-- INFORMATION SUPPLIED --
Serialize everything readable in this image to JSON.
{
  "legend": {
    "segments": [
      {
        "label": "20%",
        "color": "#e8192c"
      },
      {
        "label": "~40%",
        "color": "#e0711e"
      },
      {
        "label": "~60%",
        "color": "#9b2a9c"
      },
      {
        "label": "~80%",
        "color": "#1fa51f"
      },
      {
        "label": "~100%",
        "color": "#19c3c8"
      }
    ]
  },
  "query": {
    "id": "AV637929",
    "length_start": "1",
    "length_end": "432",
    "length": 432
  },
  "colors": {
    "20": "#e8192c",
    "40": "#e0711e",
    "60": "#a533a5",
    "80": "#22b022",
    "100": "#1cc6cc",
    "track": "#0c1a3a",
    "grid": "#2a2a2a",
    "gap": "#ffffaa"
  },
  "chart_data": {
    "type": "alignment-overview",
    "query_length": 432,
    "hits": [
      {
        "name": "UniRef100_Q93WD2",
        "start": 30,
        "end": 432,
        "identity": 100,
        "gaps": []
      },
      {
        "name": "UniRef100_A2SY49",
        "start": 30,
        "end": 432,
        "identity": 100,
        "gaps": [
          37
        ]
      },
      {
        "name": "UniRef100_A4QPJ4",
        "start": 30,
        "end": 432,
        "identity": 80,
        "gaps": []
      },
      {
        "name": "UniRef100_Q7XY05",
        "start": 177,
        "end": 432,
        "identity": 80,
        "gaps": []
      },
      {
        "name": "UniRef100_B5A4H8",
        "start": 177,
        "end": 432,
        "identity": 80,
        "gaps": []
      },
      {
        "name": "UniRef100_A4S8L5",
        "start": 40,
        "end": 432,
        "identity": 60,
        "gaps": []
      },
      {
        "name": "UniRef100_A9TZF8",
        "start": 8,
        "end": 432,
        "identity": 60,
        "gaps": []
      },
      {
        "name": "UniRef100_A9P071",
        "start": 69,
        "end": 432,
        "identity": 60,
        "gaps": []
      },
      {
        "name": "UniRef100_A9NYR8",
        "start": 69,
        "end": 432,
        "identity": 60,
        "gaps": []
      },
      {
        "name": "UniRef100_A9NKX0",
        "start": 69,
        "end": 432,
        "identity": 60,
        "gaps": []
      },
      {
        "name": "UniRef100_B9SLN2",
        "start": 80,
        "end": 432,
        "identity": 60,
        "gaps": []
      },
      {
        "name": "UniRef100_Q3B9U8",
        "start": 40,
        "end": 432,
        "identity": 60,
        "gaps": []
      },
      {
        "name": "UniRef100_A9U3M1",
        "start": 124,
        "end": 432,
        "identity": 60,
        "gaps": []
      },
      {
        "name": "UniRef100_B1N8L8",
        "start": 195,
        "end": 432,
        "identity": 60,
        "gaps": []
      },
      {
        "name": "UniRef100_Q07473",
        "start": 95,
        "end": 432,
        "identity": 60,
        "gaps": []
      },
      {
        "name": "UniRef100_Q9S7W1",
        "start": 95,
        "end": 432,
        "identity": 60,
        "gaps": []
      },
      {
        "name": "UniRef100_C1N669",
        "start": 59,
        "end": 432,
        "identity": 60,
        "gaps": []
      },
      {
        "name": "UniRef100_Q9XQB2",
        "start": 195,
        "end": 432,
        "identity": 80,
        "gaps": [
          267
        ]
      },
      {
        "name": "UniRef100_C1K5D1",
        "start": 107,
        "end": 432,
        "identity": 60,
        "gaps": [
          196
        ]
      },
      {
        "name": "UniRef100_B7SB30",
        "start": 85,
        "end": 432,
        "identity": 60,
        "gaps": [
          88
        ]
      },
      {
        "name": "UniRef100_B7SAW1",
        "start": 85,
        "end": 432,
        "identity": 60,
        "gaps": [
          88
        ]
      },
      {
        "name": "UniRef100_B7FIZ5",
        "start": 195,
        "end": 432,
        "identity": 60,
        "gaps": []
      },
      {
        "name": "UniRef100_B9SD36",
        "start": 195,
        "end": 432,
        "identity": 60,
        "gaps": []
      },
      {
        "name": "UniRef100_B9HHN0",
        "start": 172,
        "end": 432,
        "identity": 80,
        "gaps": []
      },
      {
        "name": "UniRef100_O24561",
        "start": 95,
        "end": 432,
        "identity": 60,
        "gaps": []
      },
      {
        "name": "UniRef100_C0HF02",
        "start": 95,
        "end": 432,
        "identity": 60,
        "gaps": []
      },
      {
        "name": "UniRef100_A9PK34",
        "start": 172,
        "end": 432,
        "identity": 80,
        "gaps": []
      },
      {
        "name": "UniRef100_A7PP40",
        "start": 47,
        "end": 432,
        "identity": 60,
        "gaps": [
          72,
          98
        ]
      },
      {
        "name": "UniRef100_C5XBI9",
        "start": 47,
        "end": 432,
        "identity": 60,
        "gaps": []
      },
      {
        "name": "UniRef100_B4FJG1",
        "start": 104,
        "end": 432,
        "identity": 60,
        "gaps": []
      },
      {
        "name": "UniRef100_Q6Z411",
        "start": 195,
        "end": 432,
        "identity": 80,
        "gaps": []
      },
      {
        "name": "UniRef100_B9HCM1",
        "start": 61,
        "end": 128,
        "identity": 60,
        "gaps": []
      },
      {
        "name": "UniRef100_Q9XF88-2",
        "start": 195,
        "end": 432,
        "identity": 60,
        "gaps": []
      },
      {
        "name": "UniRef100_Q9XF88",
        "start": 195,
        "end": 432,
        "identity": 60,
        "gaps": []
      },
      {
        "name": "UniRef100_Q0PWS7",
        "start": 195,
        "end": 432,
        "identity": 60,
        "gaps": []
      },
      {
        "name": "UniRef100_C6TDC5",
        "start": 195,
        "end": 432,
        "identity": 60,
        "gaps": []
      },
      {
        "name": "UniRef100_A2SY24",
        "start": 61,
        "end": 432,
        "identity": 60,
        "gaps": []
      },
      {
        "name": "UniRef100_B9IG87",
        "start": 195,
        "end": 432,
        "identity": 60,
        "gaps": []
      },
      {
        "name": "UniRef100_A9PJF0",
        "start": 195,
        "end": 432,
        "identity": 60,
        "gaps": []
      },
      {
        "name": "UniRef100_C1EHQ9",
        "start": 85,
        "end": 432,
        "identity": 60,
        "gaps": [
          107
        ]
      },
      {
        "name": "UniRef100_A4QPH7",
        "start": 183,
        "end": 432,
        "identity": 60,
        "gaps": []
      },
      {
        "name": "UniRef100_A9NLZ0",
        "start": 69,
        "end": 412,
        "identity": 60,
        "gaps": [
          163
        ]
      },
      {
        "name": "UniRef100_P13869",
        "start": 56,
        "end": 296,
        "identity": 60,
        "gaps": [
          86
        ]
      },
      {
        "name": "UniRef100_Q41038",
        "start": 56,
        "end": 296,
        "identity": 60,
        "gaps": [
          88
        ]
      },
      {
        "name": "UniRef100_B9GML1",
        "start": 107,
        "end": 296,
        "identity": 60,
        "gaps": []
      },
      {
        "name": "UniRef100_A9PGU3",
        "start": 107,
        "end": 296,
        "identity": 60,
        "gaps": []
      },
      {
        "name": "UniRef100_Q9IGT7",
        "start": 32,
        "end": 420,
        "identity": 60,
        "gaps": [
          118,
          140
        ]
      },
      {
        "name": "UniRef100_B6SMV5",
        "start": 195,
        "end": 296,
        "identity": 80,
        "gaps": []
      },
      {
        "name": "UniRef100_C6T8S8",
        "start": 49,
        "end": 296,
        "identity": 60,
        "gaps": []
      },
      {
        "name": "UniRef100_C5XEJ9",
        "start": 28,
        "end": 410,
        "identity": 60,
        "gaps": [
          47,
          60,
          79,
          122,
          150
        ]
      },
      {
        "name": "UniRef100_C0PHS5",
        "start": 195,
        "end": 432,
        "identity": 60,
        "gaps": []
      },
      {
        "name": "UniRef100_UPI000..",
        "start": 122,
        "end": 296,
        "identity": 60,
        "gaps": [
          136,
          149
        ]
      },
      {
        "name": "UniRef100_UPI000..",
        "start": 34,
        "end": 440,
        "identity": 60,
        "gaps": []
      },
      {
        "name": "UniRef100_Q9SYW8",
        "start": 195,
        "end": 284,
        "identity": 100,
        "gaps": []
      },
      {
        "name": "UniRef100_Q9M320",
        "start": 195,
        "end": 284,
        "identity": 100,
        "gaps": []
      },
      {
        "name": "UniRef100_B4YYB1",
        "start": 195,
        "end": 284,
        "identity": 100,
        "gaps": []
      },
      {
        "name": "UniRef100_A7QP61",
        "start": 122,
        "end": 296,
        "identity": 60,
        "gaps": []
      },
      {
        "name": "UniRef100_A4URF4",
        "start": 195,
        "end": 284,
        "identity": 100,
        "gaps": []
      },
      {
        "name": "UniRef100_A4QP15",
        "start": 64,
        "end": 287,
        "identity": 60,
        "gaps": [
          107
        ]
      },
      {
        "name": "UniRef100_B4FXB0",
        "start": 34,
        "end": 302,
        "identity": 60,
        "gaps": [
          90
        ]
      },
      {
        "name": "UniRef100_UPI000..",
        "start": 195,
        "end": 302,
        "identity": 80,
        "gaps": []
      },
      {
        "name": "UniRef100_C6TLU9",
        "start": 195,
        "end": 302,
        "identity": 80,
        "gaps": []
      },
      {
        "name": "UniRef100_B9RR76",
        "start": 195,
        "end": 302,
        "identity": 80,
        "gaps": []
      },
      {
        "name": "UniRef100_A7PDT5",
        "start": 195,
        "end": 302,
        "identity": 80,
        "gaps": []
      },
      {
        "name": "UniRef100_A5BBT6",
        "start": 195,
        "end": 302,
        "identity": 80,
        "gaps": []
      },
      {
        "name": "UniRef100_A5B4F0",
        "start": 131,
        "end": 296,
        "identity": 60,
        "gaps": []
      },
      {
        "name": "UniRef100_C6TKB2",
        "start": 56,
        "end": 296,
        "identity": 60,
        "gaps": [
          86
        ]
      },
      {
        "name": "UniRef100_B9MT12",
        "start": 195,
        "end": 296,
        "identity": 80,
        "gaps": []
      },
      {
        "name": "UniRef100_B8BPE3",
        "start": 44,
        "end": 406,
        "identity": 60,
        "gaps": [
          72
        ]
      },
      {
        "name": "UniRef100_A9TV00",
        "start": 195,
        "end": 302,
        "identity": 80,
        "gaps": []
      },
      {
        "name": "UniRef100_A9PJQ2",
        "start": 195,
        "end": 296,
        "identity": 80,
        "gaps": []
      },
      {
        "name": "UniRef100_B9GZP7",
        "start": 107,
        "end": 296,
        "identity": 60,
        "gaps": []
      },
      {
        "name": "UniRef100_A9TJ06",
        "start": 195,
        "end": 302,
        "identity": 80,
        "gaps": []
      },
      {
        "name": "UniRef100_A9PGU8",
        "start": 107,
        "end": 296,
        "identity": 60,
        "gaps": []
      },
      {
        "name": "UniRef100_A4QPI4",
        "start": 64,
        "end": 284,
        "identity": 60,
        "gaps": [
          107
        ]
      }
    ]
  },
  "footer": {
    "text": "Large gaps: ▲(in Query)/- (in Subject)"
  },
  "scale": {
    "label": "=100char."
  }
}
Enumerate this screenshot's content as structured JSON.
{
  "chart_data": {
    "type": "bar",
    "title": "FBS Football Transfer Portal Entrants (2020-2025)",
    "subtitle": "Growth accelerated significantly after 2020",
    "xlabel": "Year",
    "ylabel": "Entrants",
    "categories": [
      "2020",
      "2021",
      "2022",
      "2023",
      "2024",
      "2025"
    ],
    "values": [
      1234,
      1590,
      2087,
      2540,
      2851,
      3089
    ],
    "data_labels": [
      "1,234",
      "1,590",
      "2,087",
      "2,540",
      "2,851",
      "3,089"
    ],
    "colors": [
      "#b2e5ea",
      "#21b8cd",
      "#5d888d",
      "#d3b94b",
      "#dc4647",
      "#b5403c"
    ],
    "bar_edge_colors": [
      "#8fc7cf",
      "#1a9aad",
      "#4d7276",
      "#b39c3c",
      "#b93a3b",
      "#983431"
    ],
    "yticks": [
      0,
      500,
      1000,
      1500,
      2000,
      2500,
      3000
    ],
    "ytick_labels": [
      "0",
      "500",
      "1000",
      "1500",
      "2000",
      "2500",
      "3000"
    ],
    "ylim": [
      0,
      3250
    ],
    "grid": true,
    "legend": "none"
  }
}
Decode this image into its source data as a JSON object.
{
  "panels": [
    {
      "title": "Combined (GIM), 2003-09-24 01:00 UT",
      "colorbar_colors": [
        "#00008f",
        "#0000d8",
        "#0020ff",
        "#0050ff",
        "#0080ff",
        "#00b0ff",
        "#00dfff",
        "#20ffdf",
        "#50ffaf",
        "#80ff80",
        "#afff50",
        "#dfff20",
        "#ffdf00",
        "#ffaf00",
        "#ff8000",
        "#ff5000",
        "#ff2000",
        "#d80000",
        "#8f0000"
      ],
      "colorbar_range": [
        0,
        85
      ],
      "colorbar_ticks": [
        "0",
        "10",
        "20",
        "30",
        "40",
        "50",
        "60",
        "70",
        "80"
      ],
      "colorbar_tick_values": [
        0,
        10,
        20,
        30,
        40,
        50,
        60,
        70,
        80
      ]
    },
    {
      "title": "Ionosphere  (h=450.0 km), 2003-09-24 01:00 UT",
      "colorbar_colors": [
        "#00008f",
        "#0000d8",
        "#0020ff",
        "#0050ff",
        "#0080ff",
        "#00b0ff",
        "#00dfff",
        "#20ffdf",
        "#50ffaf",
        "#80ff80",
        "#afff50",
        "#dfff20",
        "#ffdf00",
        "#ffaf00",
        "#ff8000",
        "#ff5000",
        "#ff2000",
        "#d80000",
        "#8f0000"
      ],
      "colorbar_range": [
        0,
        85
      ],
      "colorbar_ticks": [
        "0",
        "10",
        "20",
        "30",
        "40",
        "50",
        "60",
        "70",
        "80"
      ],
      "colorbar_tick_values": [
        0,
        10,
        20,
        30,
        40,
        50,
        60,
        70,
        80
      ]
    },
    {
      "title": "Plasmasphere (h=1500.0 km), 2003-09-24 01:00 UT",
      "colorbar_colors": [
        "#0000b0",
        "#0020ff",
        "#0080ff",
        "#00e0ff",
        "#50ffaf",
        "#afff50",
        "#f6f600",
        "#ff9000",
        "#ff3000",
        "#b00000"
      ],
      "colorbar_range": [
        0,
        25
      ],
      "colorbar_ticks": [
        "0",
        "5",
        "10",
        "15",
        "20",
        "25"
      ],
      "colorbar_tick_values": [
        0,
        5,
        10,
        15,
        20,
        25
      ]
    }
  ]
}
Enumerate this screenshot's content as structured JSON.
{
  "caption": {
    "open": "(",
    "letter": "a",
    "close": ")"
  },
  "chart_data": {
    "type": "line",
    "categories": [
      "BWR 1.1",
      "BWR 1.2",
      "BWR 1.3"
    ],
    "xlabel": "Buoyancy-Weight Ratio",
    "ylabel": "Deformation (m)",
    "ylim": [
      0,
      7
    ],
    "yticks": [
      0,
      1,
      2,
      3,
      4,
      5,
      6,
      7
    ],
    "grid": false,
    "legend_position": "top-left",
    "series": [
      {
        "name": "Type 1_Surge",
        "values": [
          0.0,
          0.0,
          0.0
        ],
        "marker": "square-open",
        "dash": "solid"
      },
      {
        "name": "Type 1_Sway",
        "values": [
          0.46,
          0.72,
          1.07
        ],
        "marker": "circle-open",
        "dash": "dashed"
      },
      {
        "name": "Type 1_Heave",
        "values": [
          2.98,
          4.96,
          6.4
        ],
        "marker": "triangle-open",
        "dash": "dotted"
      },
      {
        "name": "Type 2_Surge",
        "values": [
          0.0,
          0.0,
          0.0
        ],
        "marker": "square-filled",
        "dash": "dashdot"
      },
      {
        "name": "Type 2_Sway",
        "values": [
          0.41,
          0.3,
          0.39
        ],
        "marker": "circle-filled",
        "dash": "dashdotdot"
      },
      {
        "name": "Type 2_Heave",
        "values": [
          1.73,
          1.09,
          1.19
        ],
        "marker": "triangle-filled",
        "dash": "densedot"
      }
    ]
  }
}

-- TASK GOAL --
Pull out all lines in the data above that include "circle".

-- FINISHED EXERCISE --
        "marker": "circle-open",
        "marker": "circle-filled",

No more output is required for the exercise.